* Start Provided information *
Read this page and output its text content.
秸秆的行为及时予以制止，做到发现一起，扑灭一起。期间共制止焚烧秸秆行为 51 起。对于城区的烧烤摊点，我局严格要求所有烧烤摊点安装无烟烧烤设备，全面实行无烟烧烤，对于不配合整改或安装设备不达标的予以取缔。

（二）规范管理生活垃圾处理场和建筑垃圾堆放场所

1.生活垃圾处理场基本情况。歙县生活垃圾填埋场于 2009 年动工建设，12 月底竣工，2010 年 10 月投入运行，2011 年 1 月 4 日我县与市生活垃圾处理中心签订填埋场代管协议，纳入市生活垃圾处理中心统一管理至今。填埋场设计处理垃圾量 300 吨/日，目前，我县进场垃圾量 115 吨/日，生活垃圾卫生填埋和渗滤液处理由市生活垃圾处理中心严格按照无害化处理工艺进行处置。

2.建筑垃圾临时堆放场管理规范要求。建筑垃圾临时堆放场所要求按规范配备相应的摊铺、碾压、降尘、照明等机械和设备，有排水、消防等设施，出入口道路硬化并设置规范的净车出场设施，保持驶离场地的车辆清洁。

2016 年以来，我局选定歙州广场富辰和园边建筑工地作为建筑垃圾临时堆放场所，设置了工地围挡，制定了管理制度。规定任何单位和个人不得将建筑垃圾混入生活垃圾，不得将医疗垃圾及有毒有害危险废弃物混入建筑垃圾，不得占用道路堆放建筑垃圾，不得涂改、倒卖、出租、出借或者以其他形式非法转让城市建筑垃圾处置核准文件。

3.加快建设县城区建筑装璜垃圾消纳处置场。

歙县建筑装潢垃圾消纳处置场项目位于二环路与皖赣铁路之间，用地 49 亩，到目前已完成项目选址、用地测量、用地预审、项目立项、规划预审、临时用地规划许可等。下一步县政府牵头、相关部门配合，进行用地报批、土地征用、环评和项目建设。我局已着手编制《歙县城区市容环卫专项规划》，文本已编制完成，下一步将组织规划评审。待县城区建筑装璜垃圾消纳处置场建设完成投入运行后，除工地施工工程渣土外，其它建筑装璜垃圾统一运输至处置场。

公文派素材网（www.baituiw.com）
* End Provided information *
Task prompt. Write out every record shown above, word for word.

Exercise response.
Read this page and output its text content.
秸秆的行为及时予以制止，做到发现一起，扑灭一起。期间共制止焚烧秸秆行为 51 起。对于城区的烧烤摊点，我局严格要求所有烧烤摊点安装无烟烧烤设备，全面实行无烟烧烤，对于不配合整改或安装设备不达标的予以取缔。

（二）规范管理生活垃圾处理场和建筑垃圾堆放场所

1.生活垃圾处理场基本情况。歙县生活垃圾填埋场于 2009 年动工建设，12 月底竣工，2010 年 10 月投入运行，2011 年 1 月 4 日我县与市生活垃圾处理中心签订填埋场代管协议，纳入市生活垃圾处理中心统一管理至今。填埋场设计处理垃圾量 300 吨/日，目前，我县进场垃圾量 115 吨/日，生活垃圾卫生填埋和渗滤液处理由市生活垃圾处理中心严格按照无害化处理工艺进行处置。

2.建筑垃圾临时堆放场管理规范要求。建筑垃圾临时堆放场所要求按规范配备相应的摊铺、碾压、降尘、照明等机械和设备，有排水、消防等设施，出入口道路硬化并设置规范的净车出场设施，保持驶离场地的车辆清洁。

2016 年以来，我局选定歙州广场富辰和园边建筑工地作为建筑垃圾临时堆放场所，设置了工地围挡，制定了管理制度。规定任何单位和个人不得将建筑垃圾混入生活垃圾，不得将医疗垃圾及有毒有害危险废弃物混入建筑垃圾，不得占用道路堆放建筑垃圾，不得涂改、倒卖、出租、出借或者以其他形式非法转让城市建筑垃圾处置核准文件。

3.加快建设县城区建筑装璜垃圾消纳处置场。

歙县建筑装潢垃圾消纳处置场项目位于二环路与皖赣铁路之间，用地 49 亩，到目前已完成项目选址、用地测量、用地预审、项目立项、规划预审、临时用地规划许可等。下一步县政府牵头、相关部门配合，进行用地报批、土地征用、环评和项目建设。我局已着手编制《歙县城区市容环卫专项规划》，文本已编制完成，下一步将组织规划评审。待县城区建筑装璜垃圾消纳处置场建设完成投入运行后，除工地施工工程渣土外，其它建筑装璜垃圾统一运输至处置场。

公文派素材网（www.baituiw.com）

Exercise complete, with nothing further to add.